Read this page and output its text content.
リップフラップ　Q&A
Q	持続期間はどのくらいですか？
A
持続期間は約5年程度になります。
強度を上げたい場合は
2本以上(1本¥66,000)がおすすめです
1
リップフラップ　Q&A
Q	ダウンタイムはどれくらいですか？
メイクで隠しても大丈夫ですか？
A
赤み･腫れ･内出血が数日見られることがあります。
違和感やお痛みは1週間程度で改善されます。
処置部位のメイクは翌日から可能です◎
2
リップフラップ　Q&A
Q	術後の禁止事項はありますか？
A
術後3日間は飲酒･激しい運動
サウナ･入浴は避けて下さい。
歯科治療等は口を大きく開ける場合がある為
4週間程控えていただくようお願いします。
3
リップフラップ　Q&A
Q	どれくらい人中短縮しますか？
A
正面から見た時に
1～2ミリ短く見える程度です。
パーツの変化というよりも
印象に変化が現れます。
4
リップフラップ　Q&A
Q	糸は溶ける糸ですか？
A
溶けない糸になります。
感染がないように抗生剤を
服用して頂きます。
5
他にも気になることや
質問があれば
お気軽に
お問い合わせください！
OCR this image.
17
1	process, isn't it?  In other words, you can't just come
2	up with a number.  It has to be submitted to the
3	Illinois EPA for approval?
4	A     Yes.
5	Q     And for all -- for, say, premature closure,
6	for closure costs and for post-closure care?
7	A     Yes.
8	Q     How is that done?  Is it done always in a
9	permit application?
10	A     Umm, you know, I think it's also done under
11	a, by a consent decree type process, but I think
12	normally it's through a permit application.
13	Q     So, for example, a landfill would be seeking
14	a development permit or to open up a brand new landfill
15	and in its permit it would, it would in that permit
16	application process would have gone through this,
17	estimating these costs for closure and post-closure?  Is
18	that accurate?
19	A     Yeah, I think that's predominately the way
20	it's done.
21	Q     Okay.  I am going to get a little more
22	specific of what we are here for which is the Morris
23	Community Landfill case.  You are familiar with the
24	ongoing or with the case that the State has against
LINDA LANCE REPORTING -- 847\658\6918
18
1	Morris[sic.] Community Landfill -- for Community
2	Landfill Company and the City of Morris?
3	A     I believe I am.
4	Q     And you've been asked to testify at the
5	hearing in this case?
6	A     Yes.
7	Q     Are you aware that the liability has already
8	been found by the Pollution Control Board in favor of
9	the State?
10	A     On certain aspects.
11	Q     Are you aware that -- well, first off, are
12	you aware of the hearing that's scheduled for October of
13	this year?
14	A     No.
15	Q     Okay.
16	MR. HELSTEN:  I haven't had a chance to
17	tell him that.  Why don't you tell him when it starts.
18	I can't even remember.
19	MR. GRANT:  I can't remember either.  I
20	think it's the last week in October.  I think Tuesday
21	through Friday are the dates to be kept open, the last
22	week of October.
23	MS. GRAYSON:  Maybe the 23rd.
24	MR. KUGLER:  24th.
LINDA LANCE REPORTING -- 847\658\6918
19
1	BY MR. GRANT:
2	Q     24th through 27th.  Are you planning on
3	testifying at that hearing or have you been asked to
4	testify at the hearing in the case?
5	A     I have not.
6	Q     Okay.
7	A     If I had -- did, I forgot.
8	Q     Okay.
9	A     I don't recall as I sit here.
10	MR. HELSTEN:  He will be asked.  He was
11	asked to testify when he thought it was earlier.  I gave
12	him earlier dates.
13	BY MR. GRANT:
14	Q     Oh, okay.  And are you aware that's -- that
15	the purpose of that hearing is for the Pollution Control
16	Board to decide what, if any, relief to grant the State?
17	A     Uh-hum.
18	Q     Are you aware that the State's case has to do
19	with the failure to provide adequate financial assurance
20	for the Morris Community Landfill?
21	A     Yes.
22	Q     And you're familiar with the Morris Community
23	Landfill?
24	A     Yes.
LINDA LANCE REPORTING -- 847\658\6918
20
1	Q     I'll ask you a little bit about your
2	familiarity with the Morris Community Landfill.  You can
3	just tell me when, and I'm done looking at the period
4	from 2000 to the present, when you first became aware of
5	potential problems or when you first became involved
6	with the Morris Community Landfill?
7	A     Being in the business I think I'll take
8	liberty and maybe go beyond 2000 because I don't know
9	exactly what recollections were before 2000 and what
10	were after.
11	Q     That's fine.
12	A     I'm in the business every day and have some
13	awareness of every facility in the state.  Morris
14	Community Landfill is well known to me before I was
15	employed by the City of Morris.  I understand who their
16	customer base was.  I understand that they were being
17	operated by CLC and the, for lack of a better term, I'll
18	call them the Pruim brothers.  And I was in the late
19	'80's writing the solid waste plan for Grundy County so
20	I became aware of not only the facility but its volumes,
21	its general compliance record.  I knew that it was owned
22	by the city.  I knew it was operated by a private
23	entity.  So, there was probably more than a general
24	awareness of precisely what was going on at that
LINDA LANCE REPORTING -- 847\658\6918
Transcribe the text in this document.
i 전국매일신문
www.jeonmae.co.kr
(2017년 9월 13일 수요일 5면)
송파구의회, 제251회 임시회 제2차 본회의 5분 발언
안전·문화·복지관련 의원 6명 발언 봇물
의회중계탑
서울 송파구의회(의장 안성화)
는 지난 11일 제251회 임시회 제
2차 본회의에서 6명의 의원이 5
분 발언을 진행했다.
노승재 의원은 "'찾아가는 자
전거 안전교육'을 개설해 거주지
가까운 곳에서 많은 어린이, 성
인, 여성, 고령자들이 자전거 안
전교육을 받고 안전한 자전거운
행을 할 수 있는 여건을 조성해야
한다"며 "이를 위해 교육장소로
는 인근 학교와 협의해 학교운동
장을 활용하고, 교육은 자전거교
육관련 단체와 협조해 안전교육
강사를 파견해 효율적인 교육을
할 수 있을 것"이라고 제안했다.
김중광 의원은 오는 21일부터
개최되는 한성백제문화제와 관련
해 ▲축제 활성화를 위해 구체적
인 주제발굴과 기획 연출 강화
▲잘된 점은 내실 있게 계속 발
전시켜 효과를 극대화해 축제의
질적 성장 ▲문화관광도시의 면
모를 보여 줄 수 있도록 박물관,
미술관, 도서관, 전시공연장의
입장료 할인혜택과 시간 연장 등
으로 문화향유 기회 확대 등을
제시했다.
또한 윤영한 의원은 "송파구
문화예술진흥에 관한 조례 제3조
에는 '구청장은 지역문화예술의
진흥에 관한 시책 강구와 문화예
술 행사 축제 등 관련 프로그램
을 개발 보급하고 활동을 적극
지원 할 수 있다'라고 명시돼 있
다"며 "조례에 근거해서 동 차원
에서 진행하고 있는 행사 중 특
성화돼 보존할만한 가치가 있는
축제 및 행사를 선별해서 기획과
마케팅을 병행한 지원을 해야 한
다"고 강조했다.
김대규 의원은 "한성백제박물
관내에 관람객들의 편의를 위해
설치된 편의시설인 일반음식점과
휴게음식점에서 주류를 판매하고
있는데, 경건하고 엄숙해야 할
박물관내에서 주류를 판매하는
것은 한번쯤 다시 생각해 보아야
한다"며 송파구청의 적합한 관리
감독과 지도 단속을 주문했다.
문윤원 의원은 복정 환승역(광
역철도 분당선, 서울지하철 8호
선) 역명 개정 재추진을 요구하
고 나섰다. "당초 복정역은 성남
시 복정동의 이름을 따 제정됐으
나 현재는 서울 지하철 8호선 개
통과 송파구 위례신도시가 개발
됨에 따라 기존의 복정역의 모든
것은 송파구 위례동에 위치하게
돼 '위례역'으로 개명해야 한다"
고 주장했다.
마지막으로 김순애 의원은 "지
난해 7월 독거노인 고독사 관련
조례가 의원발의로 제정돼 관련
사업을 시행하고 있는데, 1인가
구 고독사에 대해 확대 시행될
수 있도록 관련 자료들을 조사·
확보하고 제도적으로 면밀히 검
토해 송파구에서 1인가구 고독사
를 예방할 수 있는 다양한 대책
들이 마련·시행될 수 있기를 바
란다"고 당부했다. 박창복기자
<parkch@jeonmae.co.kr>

—————

* [WHAT IS NEEDED]:
Where a line above holds the string "were", show that line.

* [COMPLETE RESPONSE]:
9	exactly what recollections were before 2000 and what
10	were after.
16	customer base was.  I understand that they were being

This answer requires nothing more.